■ **Verilen Metin**:
Bazen bir kelime nasıl insanın hayatını değiştirir, karikatürle mizah da aynı şeydir, diyor aslında İbrahim Özdabak. Belki on saniyede bir insanın hayatını değiştirebilir, hayatına o âna kadar hiç yüklemediği anlamları yükleyebilir eğer bir çizer gerçekten kendisine düşen vazifenin hakkını verebilmişse.
Çizgiler bizim dünyamızda ne ifade ediyor? Acaba çizerin dünyasında vermeyi amaçladığı mesajı alabiliyor muyuz? Ya da bazen daha fazlasını mı alıyoruz? Özdabak diyor ki: “Bazen benim anlatmak istediğimden daha derin mânâlar çıkarabiliyor okuyucular. Ne kadar ilginç değil mi? Cemil Meriç’in Bu Ülke adlı eserindeki cümle aklıma geliveriyor birden. Kelimeleri sana veriyorum okuyucu. Sende ne varsa onda o var.” İşte bu kadar kısa ve öz. Bizde ne varsa belki çizgilerde de bazen o var… Anlayabildiğimiz kadar ve okuyabildiğimiz kadar. Empati yapabildiğimiz kadar anlayabiliyoruz belki bir çizeri. Ve o zaman çizgiler vazifesini gerçekleştiriyor. Yani uzatmaya gerek yok sanırım. İbrahim Özdabak’la belki uzun yılların bir değerlendirmesini yaptık karikatür ve mizah üzerine. Bence keyifle okuyacaksınız.

■ **Etkinlik Açıklaması**: Karikatür ve mizah üzerine yukarıdaki metinde soru işaretiyle biten cümlelerin tamamını sırasıyla yazınız.

■ **Alıntılanan Satırlar**:
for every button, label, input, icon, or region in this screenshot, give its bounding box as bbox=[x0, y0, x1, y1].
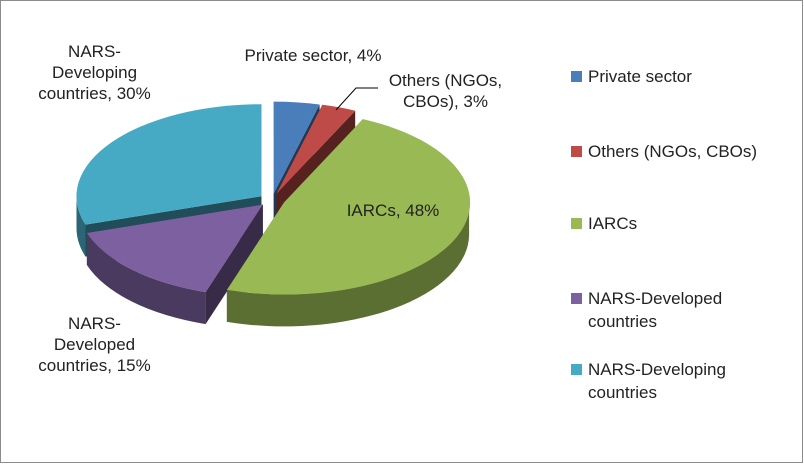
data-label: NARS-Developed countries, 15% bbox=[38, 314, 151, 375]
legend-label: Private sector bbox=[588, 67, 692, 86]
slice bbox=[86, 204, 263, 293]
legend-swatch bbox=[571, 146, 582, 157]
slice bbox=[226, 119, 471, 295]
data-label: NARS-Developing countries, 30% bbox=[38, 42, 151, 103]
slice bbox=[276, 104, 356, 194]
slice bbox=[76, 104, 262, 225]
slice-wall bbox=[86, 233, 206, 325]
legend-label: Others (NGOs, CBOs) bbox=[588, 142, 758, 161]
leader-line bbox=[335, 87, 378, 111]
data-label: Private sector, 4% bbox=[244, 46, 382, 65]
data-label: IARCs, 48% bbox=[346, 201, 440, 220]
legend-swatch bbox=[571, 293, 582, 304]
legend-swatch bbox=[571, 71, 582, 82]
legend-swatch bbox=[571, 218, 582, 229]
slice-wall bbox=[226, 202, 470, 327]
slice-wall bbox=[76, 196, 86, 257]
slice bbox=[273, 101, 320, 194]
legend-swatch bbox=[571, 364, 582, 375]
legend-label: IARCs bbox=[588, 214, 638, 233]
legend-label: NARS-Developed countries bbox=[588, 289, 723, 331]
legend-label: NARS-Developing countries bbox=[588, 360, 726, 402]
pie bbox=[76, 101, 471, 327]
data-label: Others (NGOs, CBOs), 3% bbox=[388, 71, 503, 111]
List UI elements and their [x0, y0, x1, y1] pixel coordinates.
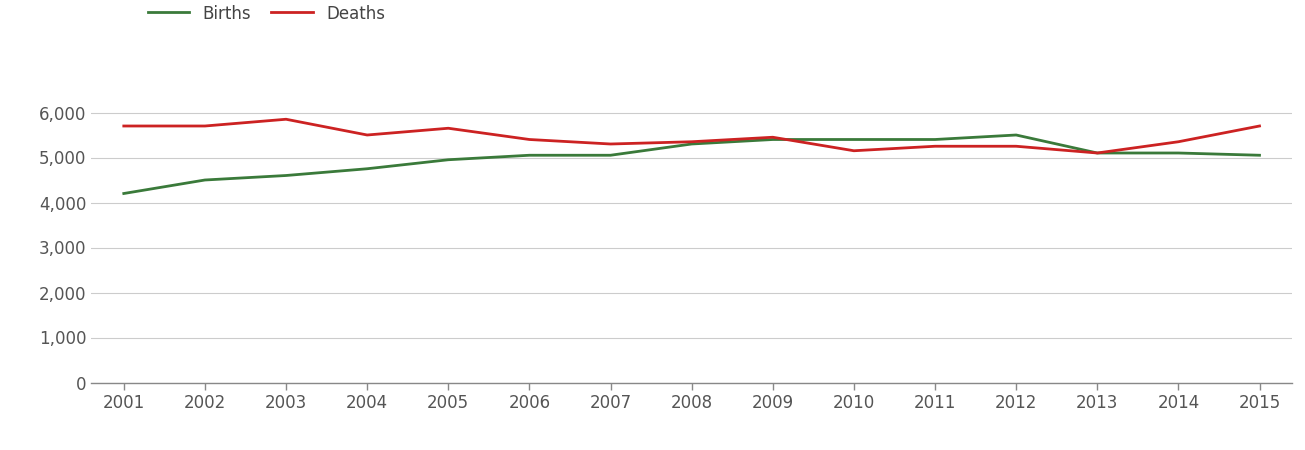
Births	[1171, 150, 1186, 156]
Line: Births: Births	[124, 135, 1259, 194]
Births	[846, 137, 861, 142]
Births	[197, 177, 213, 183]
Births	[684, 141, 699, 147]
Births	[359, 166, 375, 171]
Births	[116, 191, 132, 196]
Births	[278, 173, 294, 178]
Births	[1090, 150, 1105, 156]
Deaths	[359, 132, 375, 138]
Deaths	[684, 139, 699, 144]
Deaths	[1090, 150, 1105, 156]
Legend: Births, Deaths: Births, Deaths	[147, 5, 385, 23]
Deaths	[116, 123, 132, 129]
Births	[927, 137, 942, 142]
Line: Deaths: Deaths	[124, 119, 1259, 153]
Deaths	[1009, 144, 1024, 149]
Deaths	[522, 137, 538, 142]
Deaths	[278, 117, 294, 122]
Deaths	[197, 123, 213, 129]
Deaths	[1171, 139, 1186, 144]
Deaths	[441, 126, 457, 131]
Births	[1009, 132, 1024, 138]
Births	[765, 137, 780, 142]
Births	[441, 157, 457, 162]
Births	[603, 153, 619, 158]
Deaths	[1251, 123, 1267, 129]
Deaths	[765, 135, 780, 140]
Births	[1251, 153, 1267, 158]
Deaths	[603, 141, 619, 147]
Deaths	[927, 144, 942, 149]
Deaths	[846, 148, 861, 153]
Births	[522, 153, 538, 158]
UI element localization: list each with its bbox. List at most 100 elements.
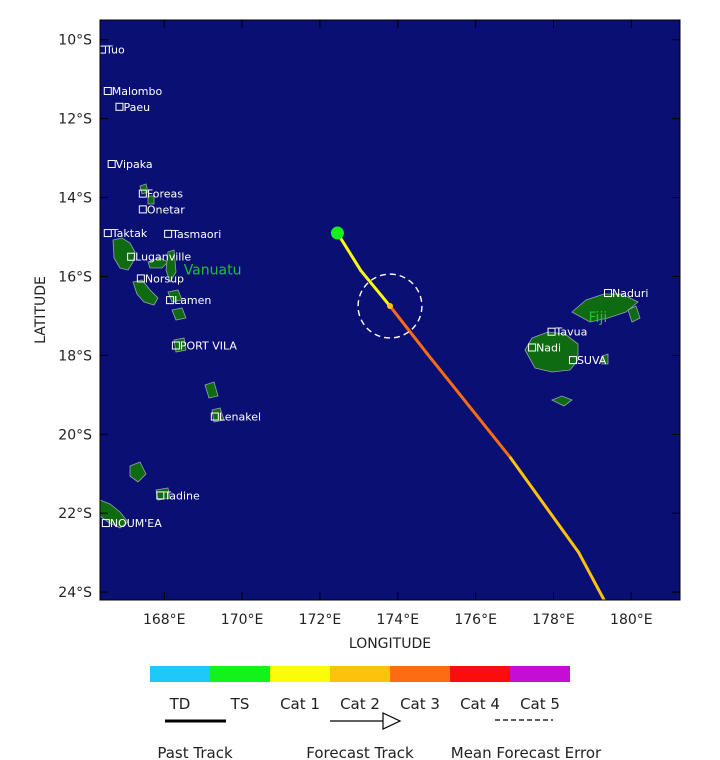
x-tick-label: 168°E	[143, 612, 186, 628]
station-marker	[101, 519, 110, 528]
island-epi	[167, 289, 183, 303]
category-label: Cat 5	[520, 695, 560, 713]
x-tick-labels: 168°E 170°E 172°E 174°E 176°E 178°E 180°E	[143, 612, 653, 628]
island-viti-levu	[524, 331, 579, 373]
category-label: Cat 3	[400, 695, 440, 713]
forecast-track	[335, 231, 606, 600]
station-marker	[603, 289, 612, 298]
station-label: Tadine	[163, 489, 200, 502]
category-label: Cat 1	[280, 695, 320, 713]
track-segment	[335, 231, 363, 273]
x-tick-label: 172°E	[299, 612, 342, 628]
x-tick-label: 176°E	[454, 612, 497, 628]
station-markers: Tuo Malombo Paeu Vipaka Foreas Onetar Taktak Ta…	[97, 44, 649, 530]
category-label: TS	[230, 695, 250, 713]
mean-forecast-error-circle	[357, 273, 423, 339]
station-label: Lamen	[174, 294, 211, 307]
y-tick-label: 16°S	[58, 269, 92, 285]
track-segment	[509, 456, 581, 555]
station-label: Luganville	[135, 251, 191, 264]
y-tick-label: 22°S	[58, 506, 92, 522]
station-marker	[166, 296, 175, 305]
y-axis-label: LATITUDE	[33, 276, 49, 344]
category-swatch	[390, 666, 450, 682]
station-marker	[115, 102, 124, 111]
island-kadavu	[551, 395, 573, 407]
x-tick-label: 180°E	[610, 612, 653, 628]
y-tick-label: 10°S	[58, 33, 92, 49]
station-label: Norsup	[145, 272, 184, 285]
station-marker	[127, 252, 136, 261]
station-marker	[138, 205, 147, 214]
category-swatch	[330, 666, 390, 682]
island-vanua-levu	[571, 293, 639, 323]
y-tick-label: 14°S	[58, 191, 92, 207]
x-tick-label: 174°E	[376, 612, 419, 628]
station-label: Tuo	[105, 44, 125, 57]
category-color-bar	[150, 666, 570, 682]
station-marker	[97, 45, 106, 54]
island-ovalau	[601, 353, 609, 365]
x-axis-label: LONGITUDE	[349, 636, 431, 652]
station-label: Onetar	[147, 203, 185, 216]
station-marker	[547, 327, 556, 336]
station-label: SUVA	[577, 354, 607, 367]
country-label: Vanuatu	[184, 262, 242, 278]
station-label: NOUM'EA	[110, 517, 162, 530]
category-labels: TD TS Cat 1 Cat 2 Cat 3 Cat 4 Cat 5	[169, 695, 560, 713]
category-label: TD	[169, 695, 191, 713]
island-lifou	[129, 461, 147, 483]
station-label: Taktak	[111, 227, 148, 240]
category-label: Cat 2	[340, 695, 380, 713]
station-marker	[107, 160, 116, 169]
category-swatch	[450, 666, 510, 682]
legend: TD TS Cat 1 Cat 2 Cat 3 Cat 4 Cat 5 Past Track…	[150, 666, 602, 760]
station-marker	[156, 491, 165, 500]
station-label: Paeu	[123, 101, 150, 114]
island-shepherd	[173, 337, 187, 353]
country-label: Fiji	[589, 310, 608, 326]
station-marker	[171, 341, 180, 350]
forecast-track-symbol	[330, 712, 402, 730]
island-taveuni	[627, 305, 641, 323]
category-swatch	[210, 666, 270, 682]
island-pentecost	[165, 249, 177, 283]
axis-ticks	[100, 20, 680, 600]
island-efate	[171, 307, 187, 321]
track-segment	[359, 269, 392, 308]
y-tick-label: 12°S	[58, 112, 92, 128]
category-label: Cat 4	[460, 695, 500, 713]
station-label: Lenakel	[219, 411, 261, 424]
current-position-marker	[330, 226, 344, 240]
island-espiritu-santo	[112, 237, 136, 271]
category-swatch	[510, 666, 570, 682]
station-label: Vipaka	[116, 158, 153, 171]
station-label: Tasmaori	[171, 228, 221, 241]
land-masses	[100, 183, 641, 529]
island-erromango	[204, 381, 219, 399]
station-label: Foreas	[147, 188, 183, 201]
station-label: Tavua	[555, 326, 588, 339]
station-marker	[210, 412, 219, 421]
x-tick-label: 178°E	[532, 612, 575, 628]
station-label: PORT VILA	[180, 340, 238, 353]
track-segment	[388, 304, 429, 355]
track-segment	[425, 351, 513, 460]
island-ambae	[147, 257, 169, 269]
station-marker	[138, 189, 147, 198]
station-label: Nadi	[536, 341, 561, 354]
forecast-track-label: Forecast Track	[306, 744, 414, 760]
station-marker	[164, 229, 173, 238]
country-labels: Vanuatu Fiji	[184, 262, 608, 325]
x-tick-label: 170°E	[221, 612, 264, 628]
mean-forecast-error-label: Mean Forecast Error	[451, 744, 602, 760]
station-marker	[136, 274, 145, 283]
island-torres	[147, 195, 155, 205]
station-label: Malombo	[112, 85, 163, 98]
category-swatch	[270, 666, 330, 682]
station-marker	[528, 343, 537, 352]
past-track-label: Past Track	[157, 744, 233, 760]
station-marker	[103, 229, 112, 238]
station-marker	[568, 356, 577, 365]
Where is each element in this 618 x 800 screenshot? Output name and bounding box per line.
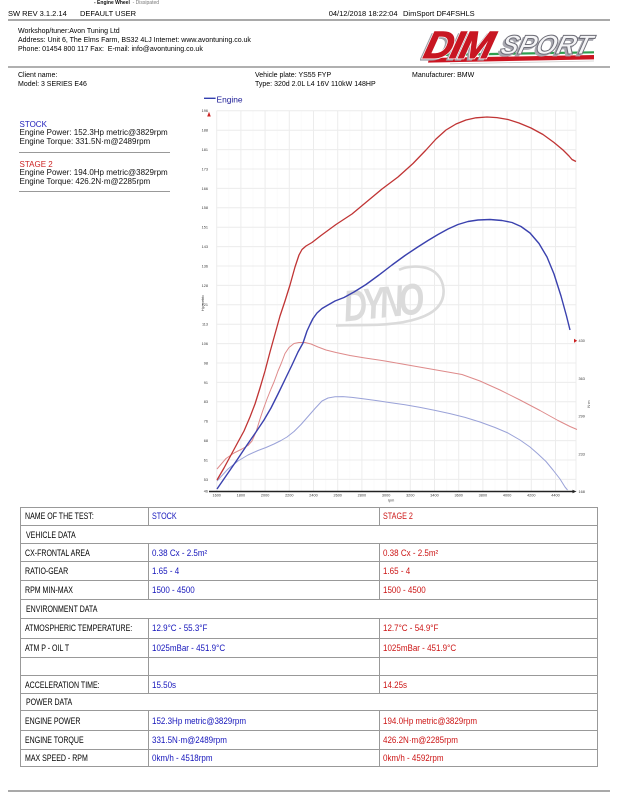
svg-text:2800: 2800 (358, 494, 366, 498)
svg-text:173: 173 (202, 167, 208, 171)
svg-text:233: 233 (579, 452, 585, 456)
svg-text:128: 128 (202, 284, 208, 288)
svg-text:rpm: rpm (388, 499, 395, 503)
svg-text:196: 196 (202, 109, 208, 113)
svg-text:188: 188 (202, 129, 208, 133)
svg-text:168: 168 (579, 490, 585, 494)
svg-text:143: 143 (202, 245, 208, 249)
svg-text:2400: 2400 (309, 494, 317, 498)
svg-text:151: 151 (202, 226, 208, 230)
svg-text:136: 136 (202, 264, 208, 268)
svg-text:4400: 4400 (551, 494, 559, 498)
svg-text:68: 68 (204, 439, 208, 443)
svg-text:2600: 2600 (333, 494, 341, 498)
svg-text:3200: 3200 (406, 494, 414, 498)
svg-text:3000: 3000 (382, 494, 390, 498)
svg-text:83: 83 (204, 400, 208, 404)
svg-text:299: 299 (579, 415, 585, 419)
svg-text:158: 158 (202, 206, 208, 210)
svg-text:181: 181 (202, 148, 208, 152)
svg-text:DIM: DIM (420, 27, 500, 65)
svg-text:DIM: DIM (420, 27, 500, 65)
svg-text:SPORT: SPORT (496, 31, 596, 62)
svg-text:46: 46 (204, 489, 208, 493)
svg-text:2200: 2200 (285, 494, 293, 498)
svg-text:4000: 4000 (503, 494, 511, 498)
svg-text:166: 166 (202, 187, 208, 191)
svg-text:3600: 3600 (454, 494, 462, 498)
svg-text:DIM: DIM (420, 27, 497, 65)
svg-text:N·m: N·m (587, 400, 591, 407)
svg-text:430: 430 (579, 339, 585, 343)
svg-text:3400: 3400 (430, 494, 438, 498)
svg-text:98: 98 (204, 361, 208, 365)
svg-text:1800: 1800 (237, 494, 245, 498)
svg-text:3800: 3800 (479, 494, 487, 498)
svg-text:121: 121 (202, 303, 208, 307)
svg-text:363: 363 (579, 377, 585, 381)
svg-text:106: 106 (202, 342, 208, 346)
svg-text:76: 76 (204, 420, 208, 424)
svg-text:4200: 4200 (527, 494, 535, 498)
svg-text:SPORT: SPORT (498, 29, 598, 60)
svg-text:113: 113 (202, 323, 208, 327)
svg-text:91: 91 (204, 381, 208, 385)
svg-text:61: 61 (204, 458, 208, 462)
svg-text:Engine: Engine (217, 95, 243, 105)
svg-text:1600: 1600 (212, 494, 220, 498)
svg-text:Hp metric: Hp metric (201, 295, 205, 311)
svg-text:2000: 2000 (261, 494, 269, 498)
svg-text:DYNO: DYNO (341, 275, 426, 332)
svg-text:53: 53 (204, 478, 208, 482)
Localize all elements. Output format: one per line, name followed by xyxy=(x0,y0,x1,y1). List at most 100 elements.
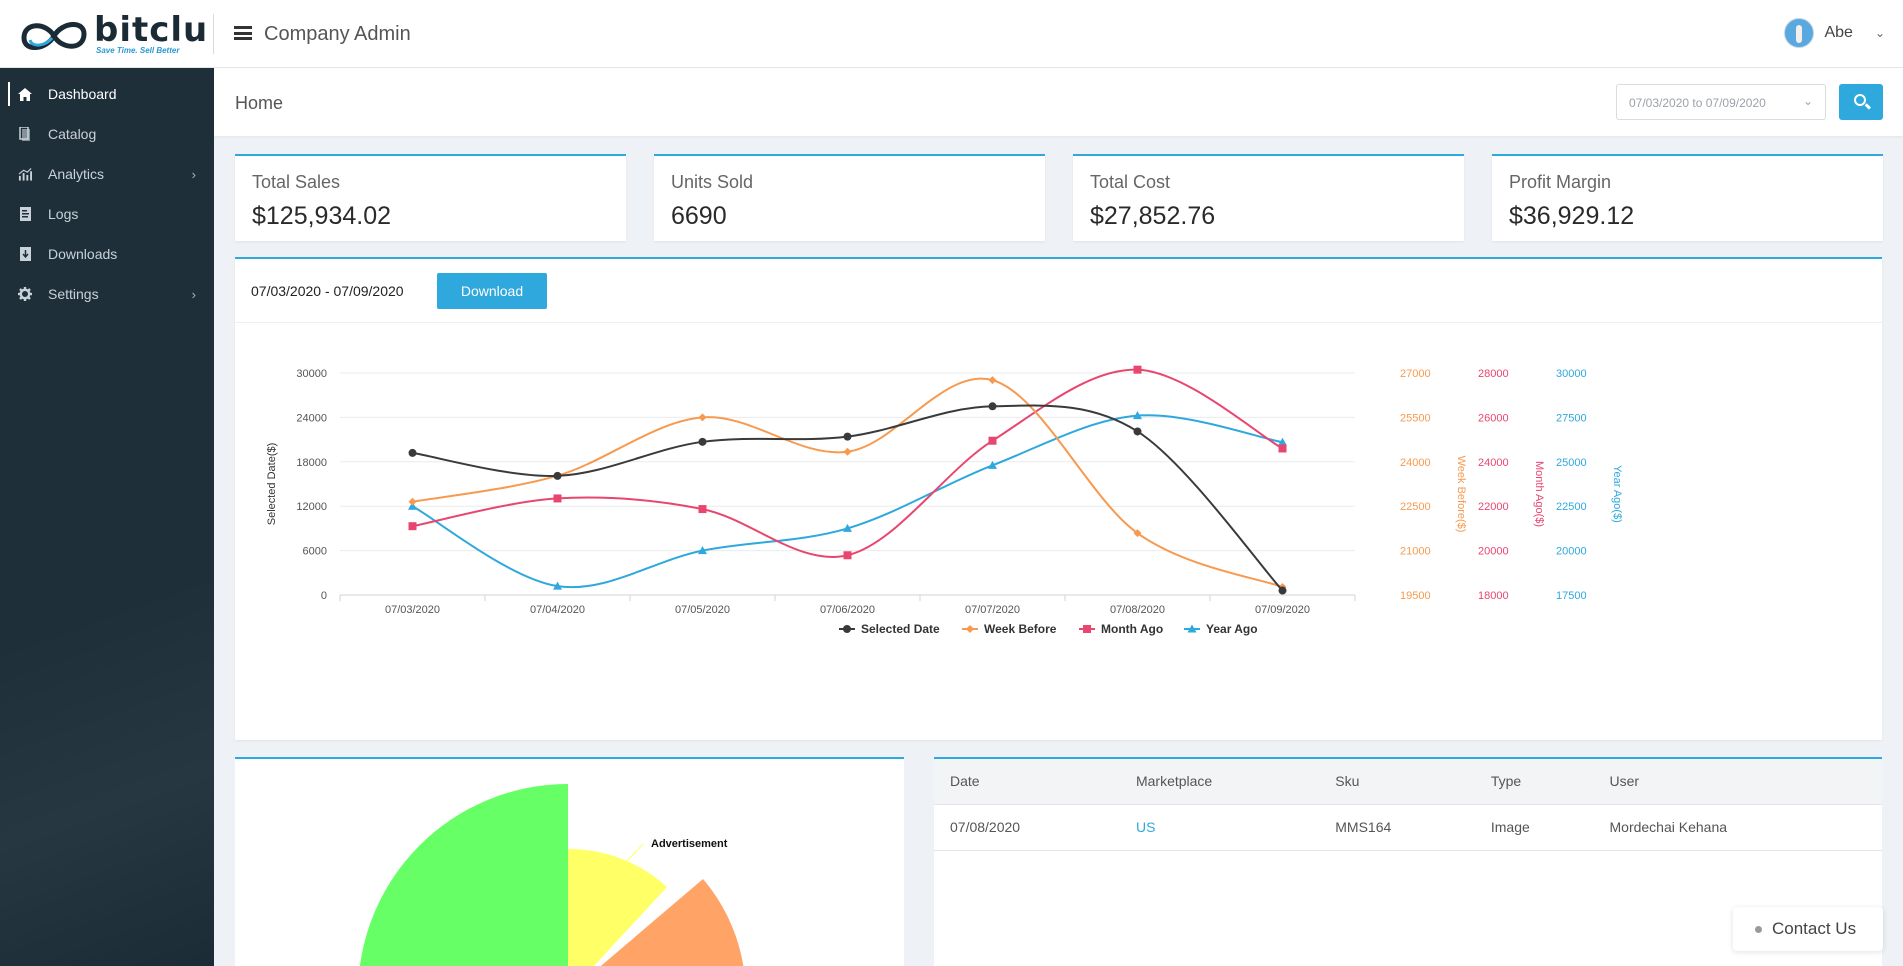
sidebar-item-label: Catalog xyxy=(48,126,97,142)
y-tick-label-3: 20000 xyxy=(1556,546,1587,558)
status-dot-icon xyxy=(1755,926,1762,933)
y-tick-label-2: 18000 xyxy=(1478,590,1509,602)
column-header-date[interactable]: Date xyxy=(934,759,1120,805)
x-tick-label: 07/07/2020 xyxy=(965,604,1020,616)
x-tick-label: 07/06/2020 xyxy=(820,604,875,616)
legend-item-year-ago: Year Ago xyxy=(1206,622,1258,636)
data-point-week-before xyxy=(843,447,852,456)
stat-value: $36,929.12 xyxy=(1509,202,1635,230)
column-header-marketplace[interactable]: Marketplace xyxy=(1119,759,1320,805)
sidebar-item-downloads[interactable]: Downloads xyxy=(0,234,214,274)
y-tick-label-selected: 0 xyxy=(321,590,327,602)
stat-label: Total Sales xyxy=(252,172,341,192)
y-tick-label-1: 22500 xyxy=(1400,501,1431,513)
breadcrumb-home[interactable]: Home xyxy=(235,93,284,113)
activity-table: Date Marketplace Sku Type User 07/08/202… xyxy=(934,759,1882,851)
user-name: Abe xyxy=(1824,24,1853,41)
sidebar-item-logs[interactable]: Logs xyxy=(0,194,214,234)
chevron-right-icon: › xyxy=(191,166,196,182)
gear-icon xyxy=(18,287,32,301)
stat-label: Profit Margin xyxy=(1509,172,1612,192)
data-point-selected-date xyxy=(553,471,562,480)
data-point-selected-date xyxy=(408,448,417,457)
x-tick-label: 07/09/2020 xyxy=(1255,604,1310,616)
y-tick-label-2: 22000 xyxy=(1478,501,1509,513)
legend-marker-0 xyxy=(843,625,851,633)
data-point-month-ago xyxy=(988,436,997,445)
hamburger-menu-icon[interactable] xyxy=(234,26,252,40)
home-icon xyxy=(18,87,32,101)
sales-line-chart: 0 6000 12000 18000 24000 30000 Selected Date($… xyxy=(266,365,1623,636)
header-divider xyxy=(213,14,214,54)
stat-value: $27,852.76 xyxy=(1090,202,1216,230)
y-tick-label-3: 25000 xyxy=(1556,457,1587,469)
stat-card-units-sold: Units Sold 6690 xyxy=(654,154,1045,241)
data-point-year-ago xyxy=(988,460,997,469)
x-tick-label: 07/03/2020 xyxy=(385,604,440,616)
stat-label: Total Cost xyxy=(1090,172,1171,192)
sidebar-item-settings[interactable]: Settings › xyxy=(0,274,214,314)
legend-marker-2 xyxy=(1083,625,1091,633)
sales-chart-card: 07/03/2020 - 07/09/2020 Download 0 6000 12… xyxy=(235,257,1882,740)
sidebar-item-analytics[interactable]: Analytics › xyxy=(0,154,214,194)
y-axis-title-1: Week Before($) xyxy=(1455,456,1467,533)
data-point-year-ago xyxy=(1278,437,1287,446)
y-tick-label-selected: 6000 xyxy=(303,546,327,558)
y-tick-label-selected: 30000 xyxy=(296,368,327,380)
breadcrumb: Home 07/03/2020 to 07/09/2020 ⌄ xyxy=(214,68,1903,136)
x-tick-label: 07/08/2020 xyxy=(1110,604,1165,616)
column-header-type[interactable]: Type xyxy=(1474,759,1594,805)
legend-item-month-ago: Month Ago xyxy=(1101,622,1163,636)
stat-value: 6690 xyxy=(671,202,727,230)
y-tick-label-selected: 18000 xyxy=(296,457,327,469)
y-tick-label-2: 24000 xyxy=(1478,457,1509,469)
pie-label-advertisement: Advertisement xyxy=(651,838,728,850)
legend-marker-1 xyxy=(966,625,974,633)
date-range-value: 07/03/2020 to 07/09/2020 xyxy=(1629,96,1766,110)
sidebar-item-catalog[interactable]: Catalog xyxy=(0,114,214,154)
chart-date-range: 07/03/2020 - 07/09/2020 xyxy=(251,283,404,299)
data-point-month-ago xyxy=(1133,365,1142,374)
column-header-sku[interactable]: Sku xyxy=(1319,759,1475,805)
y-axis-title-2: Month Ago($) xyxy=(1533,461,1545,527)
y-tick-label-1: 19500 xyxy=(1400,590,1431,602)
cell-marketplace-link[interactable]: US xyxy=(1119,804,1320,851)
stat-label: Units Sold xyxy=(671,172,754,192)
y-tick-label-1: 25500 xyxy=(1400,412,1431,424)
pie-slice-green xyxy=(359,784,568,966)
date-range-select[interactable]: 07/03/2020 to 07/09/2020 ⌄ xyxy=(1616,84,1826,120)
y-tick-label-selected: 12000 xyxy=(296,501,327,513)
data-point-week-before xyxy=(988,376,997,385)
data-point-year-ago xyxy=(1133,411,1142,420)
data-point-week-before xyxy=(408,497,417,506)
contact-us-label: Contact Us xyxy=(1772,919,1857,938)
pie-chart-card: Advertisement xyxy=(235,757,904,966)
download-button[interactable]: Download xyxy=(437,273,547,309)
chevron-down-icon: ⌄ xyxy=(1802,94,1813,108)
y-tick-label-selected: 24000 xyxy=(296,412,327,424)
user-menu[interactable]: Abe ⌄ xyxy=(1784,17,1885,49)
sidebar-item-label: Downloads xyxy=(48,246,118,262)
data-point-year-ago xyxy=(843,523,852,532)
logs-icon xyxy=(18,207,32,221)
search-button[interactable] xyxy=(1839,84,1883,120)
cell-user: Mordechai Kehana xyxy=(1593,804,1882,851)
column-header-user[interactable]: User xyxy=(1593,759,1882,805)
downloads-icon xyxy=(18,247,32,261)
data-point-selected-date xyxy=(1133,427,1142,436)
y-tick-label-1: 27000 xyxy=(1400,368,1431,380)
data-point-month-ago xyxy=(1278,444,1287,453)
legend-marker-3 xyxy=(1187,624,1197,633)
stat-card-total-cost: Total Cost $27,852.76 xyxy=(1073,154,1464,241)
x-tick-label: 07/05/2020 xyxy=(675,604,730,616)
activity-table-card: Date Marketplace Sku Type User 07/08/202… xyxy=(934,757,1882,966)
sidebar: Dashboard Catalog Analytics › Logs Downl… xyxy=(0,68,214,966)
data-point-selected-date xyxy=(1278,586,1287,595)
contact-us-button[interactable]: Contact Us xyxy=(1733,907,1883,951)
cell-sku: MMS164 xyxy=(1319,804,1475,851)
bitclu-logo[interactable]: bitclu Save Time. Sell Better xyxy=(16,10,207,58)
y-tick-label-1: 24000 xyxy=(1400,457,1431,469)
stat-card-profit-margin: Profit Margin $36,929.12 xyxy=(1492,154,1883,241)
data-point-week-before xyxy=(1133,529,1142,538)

■ **Çözümlü Cevap**:
1. Çizgiler bizim dünyamızda ne ifade ediyor?
2. Acaba çizerin dünyasında vermeyi amaçladığı mesajı alabiliyor muyuz?
3. Ya da bazen daha fazlasını mı alıyoruz?
4. Ne kadar ilginç değil mi?